-- start Supplied material --

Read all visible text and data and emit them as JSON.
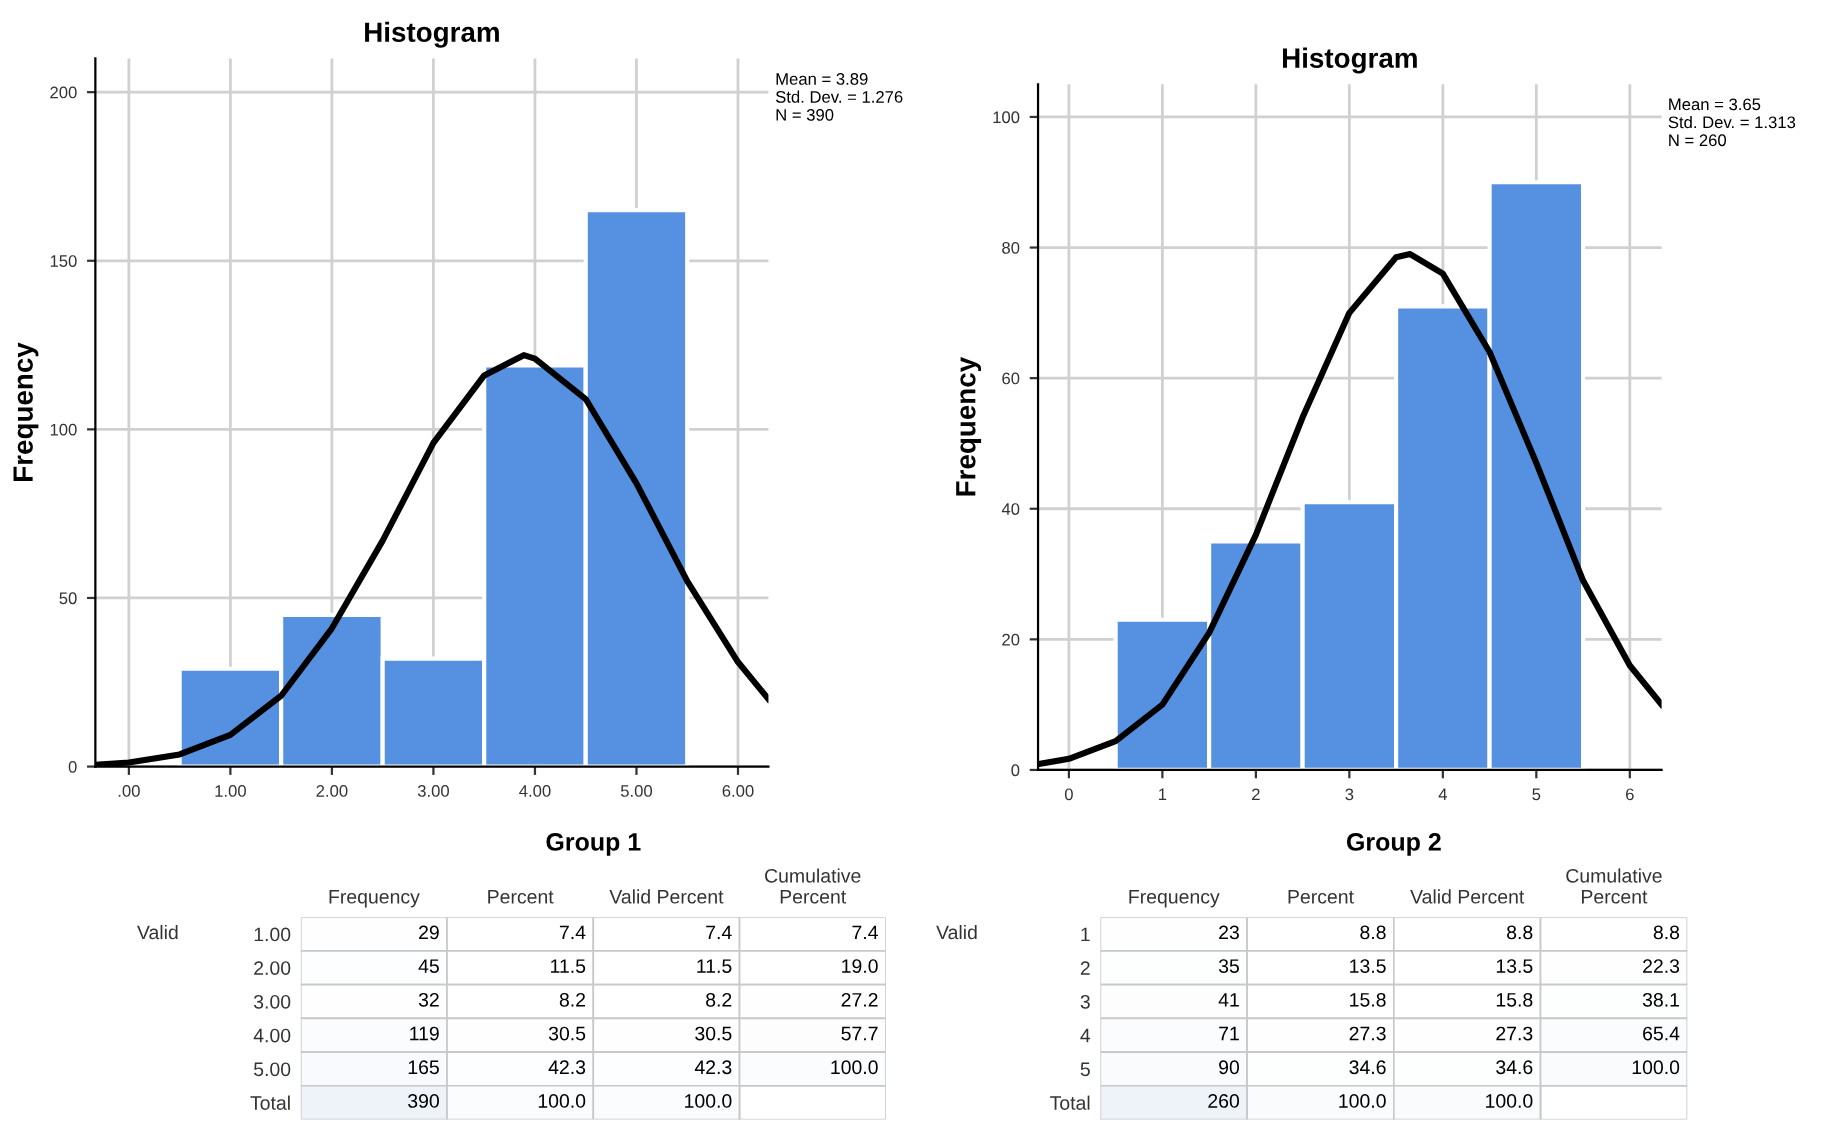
{
  "chart_data": [
    {
      "type": "histogram",
      "title": "Histogram",
      "ylabel": "Frequency",
      "bins": [
        0.5,
        1.5,
        2.5,
        3.5,
        4.5,
        5.5
      ],
      "values": [
        29,
        45,
        32,
        119,
        165
      ],
      "color": "#5591e0",
      "series": [
        {
          "type": "line",
          "color": "#000000",
          "x": [
            -0.33,
            0,
            0.5,
            1,
            1.5,
            2,
            2.5,
            3,
            3.5,
            3.89,
            4,
            4.5,
            5,
            5.5,
            6,
            6.3
          ],
          "values": [
            0.5,
            1.2,
            3.6,
            9.4,
            21,
            41,
            67,
            96,
            116,
            122,
            121,
            109,
            84,
            55,
            31,
            20
          ]
        }
      ],
      "xlim": [
        -0.33,
        6.3
      ],
      "xticks": [
        {
          "value": 0,
          "label": ".00"
        },
        {
          "value": 1,
          "label": "1.00"
        },
        {
          "value": 2,
          "label": "2.00"
        },
        {
          "value": 3,
          "label": "3.00"
        },
        {
          "value": 4,
          "label": "4.00"
        },
        {
          "value": 5,
          "label": "5.00"
        },
        {
          "value": 6,
          "label": "6.00"
        }
      ],
      "ylim": [
        0,
        210
      ],
      "yticks": [
        0,
        50,
        100,
        150,
        200
      ],
      "grid": true,
      "annotations": [
        "Mean = 3.89\nStd. Dev. = 1.276\nN = 390"
      ]
    },
    {
      "type": "histogram",
      "title": "Histogram",
      "ylabel": "Frequency",
      "bins": [
        0.5,
        1.5,
        2.5,
        3.5,
        4.5,
        5.5
      ],
      "values": [
        23,
        35,
        41,
        71,
        90
      ],
      "color": "#5591e0",
      "series": [
        {
          "type": "line",
          "color": "#000000",
          "x": [
            -0.33,
            0,
            0.5,
            1,
            1.5,
            2,
            2.5,
            3,
            3.5,
            3.65,
            4,
            4.5,
            5,
            5.5,
            6,
            6.34
          ],
          "values": [
            0.9,
            1.7,
            4.4,
            10,
            21,
            36,
            54,
            70,
            78.5,
            79,
            76,
            64,
            47,
            29,
            16,
            10
          ]
        }
      ],
      "xlim": [
        -0.33,
        6.34
      ],
      "xticks": [
        0,
        1,
        2,
        3,
        4,
        5,
        6
      ],
      "ylim": [
        0,
        105
      ],
      "yticks": [
        0,
        20,
        40,
        60,
        80,
        100
      ],
      "grid": true,
      "annotations": [
        "Mean = 3.65\nStd. Dev. = 1.313\nN = 260"
      ]
    },
    {
      "type": "heatmap",
      "title": "Group 1",
      "categories": [
        "Frequency",
        "Percent",
        "Valid Percent",
        "Cumulative\nPercent"
      ],
      "y_categories": [
        "1.00",
        "2.00",
        "3.00",
        "4.00",
        "5.00",
        "Total"
      ],
      "cell_labels": [
        [
          "29",
          "7.4",
          "7.4",
          "7.4"
        ],
        [
          "45",
          "11.5",
          "11.5",
          "19.0"
        ],
        [
          "32",
          "8.2",
          "8.2",
          "27.2"
        ],
        [
          "119",
          "30.5",
          "30.5",
          "57.7"
        ],
        [
          "165",
          "42.3",
          "42.3",
          "100.0"
        ],
        [
          "390",
          "100.0",
          "100.0",
          null
        ]
      ],
      "cells": [
        [
          29,
          7.4,
          7.4,
          7.4
        ],
        [
          45,
          11.5,
          11.5,
          19.0
        ],
        [
          32,
          8.2,
          8.2,
          27.2
        ],
        [
          119,
          30.5,
          30.5,
          57.7
        ],
        [
          165,
          42.3,
          42.3,
          100.0
        ],
        [
          390,
          100.0,
          100.0,
          null
        ]
      ],
      "annotations": [
        "Valid"
      ]
    },
    {
      "type": "heatmap",
      "title": "Group 2",
      "categories": [
        "Frequency",
        "Percent",
        "Valid Percent",
        "Cumulative\nPercent"
      ],
      "y_categories": [
        "1",
        "2",
        "3",
        "4",
        "5",
        "Total"
      ],
      "cell_labels": [
        [
          "23",
          "8.8",
          "8.8",
          "8.8"
        ],
        [
          "35",
          "13.5",
          "13.5",
          "22.3"
        ],
        [
          "41",
          "15.8",
          "15.8",
          "38.1"
        ],
        [
          "71",
          "27.3",
          "27.3",
          "65.4"
        ],
        [
          "90",
          "34.6",
          "34.6",
          "100.0"
        ],
        [
          "260",
          "100.0",
          "100.0",
          null
        ]
      ],
      "cells": [
        [
          23,
          8.8,
          8.8,
          8.8
        ],
        [
          35,
          13.5,
          13.5,
          22.3
        ],
        [
          41,
          15.8,
          15.8,
          38.1
        ],
        [
          71,
          27.3,
          27.3,
          65.4
        ],
        [
          90,
          34.6,
          34.6,
          100.0
        ],
        [
          260,
          100.0,
          100.0,
          null
        ]
      ],
      "annotations": [
        "Valid"
      ]
    }
  ]
}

-- end Supplied material --

- **Exercise directions**
Without including any picture, retype the entries exactly.

- **Response to the task**
Read all visible text and data and emit them as JSON.
{
  "chart_data": [
    {
      "type": "histogram",
      "title": "Histogram",
      "ylabel": "Frequency",
      "bins": [
        0.5,
        1.5,
        2.5,
        3.5,
        4.5,
        5.5
      ],
      "values": [
        29,
        45,
        32,
        119,
        165
      ],
      "color": "#5591e0",
      "series": [
        {
          "type": "line",
          "color": "#000000",
          "x": [
            -0.33,
            0,
            0.5,
            1,
            1.5,
            2,
            2.5,
            3,
            3.5,
            3.89,
            4,
            4.5,
            5,
            5.5,
            6,
            6.3
          ],
          "values": [
            0.5,
            1.2,
            3.6,
            9.4,
            21,
            41,
            67,
            96,
            116,
            122,
            121,
            109,
            84,
            55,
            31,
            20
          ]
        }
      ],
      "xlim": [
        -0.33,
        6.3
      ],
      "xticks": [
        {
          "value": 0,
          "label": ".00"
        },
        {
          "value": 1,
          "label": "1.00"
        },
        {
          "value": 2,
          "label": "2.00"
        },
        {
          "value": 3,
          "label": "3.00"
        },
        {
          "value": 4,
          "label": "4.00"
        },
        {
          "value": 5,
          "label": "5.00"
        },
        {
          "value": 6,
          "label": "6.00"
        }
      ],
      "ylim": [
        0,
        210
      ],
      "yticks": [
        0,
        50,
        100,
        150,
        200
      ],
      "grid": true,
      "annotations": [
        "Mean = 3.89\nStd. Dev. = 1.276\nN = 390"
      ]
    },
    {
      "type": "histogram",
      "title": "Histogram",
      "ylabel": "Frequency",
      "bins": [
        0.5,
        1.5,
        2.5,
        3.5,
        4.5,
        5.5
      ],
      "values": [
        23,
        35,
        41,
        71,
        90
      ],
      "color": "#5591e0",
      "series": [
        {
          "type": "line",
          "color": "#000000",
          "x": [
            -0.33,
            0,
            0.5,
            1,
            1.5,
            2,
            2.5,
            3,
            3.5,
            3.65,
            4,
            4.5,
            5,
            5.5,
            6,
            6.34
          ],
          "values": [
            0.9,
            1.7,
            4.4,
            10,
            21,
            36,
            54,
            70,
            78.5,
            79,
            76,
            64,
            47,
            29,
            16,
            10
          ]
        }
      ],
      "xlim": [
        -0.33,
        6.34
      ],
      "xticks": [
        0,
        1,
        2,
        3,
        4,
        5,
        6
      ],
      "ylim": [
        0,
        105
      ],
      "yticks": [
        0,
        20,
        40,
        60,
        80,
        100
      ],
      "grid": true,
      "annotations": [
        "Mean = 3.65\nStd. Dev. = 1.313\nN = 260"
      ]
    },
    {
      "type": "heatmap",
      "title": "Group 1",
      "categories": [
        "Frequency",
        "Percent",
        "Valid Percent",
        "Cumulative\nPercent"
      ],
      "y_categories": [
        "1.00",
        "2.00",
        "3.00",
        "4.00",
        "5.00",
        "Total"
      ],
      "cell_labels": [
        [
          "29",
          "7.4",
          "7.4",
          "7.4"
        ],
        [
          "45",
          "11.5",
          "11.5",
          "19.0"
        ],
        [
          "32",
          "8.2",
          "8.2",
          "27.2"
        ],
        [
          "119",
          "30.5",
          "30.5",
          "57.7"
        ],
        [
          "165",
          "42.3",
          "42.3",
          "100.0"
        ],
        [
          "390",
          "100.0",
          "100.0",
          null
        ]
      ],
      "cells": [
        [
          29,
          7.4,
          7.4,
          7.4
        ],
        [
          45,
          11.5,
          11.5,
          19.0
        ],
        [
          32,
          8.2,
          8.2,
          27.2
        ],
        [
          119,
          30.5,
          30.5,
          57.7
        ],
        [
          165,
          42.3,
          42.3,
          100.0
        ],
        [
          390,
          100.0,
          100.0,
          null
        ]
      ],
      "annotations": [
        "Valid"
      ]
    },
    {
      "type": "heatmap",
      "title": "Group 2",
      "categories": [
        "Frequency",
        "Percent",
        "Valid Percent",
        "Cumulative\nPercent"
      ],
      "y_categories": [
        "1",
        "2",
        "3",
        "4",
        "5",
        "Total"
      ],
      "cell_labels": [
        [
          "23",
          "8.8",
          "8.8",
          "8.8"
        ],
        [
          "35",
          "13.5",
          "13.5",
          "22.3"
        ],
        [
          "41",
          "15.8",
          "15.8",
          "38.1"
        ],
        [
          "71",
          "27.3",
          "27.3",
          "65.4"
        ],
        [
          "90",
          "34.6",
          "34.6",
          "100.0"
        ],
        [
          "260",
          "100.0",
          "100.0",
          null
        ]
      ],
      "cells": [
        [
          23,
          8.8,
          8.8,
          8.8
        ],
        [
          35,
          13.5,
          13.5,
          22.3
        ],
        [
          41,
          15.8,
          15.8,
          38.1
        ],
        [
          71,
          27.3,
          27.3,
          65.4
        ],
        [
          90,
          34.6,
          34.6,
          100.0
        ],
        [
          260,
          100.0,
          100.0,
          null
        ]
      ],
      "annotations": [
        "Valid"
      ]
    }
  ]
}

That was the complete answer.